Exercise instructions: Reproduce the passage of the article on Eugene Rostow's warning about the 1984 International Court of Justice ruling, starting at "In a separate" and ending at "Kenya, Korey said.".

Article:
begin
Eugene Rostow, visiting research professor of law and diplomacy at National Defense University, Washington, DC, warned Monday that a 1984 decision of the International Court of Justice may have provided the Arab countries with rationale to wage war against Israel.

In the case, Nicaragua asked the court to order the U.S. to cease mining Nicaraguan ports and aiding attacks on its territory. The court ruled in favor of Nicaragua by prohibiting the right to intervene in another state for political and moral reasons. But the court made clear that this did not apply in cases involving decolonization.

Rostow, Undersecretary of State for Political Affairs in the Johnson Administration and one of the drafters UN Resolutions 242 and 338, said the exclusion provides a legal loophole for the Arab states to fight against Israel, which they consider a colonial power.

CALLED CHALLENGE TO UN CHARTER

“It’s a very ominous and dangerous idea,” said Rostow. He explained that the decision challenges the provision of the UN Charter, which prohibits the international use of force except for purposes of self-defense.

“To go beyond the limited (and controversial) principle of humanitarian intervention and recognize a general legal right to assist revolutions against governments characterized as ‘colonist’ or otherwise repugnant on political or moral grounds is to … authorize war of all against all,” Rostow said in a paper he wrote on the subject.

But Rostow added that the very existence of the UN Charter may prevent the worst from happening.

“The remarkable thing about the international law regarding the international use of force is … every time there’s a collapse the states go back and pursue the goal of putting the international use of force under regulation and under control, announcing that it is a practical necessity and moral necessity in world as chaotic as our world is,” said Rostow.

Rostow also said that UN Resolutions 242 and 338 were “the only solid basis” for negotiating a peace treaty. He said that Israel met the requirements of the resolutions by returning 90 percent of its territory in the form of the Sinai Peninsula.

SOVIETS CALLED ANTI-ZIONIST

In a separate speech, William Korey, a consultant for B’nai B’rith International, noted that despite the doctrine of “glasnost” (openness), the Soviet government is still strongly anti-Zionist and last February challenged the UN status of the International Council of Jewish Women. Korey explained that for years the Soviets have insisted on delegitimizing Israel in the UN to give credence to their own anti-Semitism.

But the Soviets were unsuccessful in introducing an anti-Zionism resolution in the UN Women’s Conference held in 1985 in Kenya, Korey said.
end
Records contained in a dataset
begin
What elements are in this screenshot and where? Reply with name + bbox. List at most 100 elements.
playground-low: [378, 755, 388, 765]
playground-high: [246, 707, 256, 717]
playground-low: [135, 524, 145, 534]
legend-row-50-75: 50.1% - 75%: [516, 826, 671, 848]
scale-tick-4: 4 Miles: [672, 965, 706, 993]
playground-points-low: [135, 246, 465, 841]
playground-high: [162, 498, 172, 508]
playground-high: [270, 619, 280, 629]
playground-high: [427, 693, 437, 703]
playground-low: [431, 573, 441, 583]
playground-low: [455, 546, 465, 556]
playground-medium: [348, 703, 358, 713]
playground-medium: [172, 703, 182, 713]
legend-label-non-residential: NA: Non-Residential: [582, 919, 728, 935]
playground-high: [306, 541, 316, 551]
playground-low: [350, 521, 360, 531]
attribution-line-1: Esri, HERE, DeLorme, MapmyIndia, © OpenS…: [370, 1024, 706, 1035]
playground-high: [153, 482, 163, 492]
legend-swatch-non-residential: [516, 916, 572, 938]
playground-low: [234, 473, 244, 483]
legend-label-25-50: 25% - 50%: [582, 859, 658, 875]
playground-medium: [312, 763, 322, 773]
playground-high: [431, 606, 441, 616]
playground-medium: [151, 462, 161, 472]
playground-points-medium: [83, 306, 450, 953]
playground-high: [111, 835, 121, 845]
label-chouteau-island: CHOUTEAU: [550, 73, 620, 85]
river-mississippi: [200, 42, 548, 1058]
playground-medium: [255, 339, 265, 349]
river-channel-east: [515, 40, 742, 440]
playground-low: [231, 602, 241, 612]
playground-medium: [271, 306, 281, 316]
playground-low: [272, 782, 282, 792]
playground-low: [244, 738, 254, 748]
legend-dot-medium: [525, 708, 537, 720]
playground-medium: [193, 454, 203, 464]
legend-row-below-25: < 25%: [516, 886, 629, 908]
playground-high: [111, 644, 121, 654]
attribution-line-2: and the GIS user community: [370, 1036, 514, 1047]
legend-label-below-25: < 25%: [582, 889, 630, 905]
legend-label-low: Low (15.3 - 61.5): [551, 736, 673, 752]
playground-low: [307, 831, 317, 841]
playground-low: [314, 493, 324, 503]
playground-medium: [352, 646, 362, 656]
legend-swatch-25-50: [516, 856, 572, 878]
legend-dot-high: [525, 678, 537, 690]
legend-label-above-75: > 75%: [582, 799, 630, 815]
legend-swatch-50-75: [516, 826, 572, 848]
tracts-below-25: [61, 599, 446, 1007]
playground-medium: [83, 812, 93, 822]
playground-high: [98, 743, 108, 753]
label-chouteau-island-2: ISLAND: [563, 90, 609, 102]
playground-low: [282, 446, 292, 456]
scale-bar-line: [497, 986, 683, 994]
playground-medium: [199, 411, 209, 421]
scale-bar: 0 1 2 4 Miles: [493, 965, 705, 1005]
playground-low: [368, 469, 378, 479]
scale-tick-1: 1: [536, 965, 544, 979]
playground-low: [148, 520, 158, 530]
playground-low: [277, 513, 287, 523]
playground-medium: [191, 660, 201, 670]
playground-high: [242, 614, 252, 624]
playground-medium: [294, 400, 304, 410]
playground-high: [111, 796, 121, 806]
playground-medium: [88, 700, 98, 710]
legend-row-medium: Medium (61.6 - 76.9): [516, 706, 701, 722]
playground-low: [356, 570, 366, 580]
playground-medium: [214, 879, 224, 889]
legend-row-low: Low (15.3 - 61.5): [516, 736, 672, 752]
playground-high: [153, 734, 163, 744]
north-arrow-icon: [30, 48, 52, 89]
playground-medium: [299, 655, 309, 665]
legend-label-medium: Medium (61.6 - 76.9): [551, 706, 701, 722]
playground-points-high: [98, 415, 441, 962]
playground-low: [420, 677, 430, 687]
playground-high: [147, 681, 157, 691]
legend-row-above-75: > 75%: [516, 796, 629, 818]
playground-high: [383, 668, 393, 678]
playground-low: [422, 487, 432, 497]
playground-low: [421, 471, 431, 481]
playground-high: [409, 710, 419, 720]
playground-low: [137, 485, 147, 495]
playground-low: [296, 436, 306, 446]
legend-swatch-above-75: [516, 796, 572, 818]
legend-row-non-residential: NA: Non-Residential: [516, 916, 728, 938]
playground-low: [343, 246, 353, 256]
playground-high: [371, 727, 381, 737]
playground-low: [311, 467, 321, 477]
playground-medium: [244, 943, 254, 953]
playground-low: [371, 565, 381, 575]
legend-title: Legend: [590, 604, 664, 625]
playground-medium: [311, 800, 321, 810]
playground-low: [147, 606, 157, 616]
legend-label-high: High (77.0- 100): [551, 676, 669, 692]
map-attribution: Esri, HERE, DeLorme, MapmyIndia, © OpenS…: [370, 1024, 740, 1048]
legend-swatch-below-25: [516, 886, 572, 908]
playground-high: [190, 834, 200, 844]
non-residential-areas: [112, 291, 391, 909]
end
Task output:
In a separate speech, William Korey, a consultant for B’nai B’rith International, noted that despite the doctrine of “glasnost” (openness), the Soviet government is still strongly anti-Zionist and last February challenged the UN status of the International Council of Jewish Women. Korey explained that for years the Soviets have insisted on delegitimizing Israel in the UN to give credence to their own anti-Semitism.

But the Soviets were unsuccessful in introducing an anti-Zionism resolution in the UN Women’s Conference held in 1985 in Kenya, Korey said.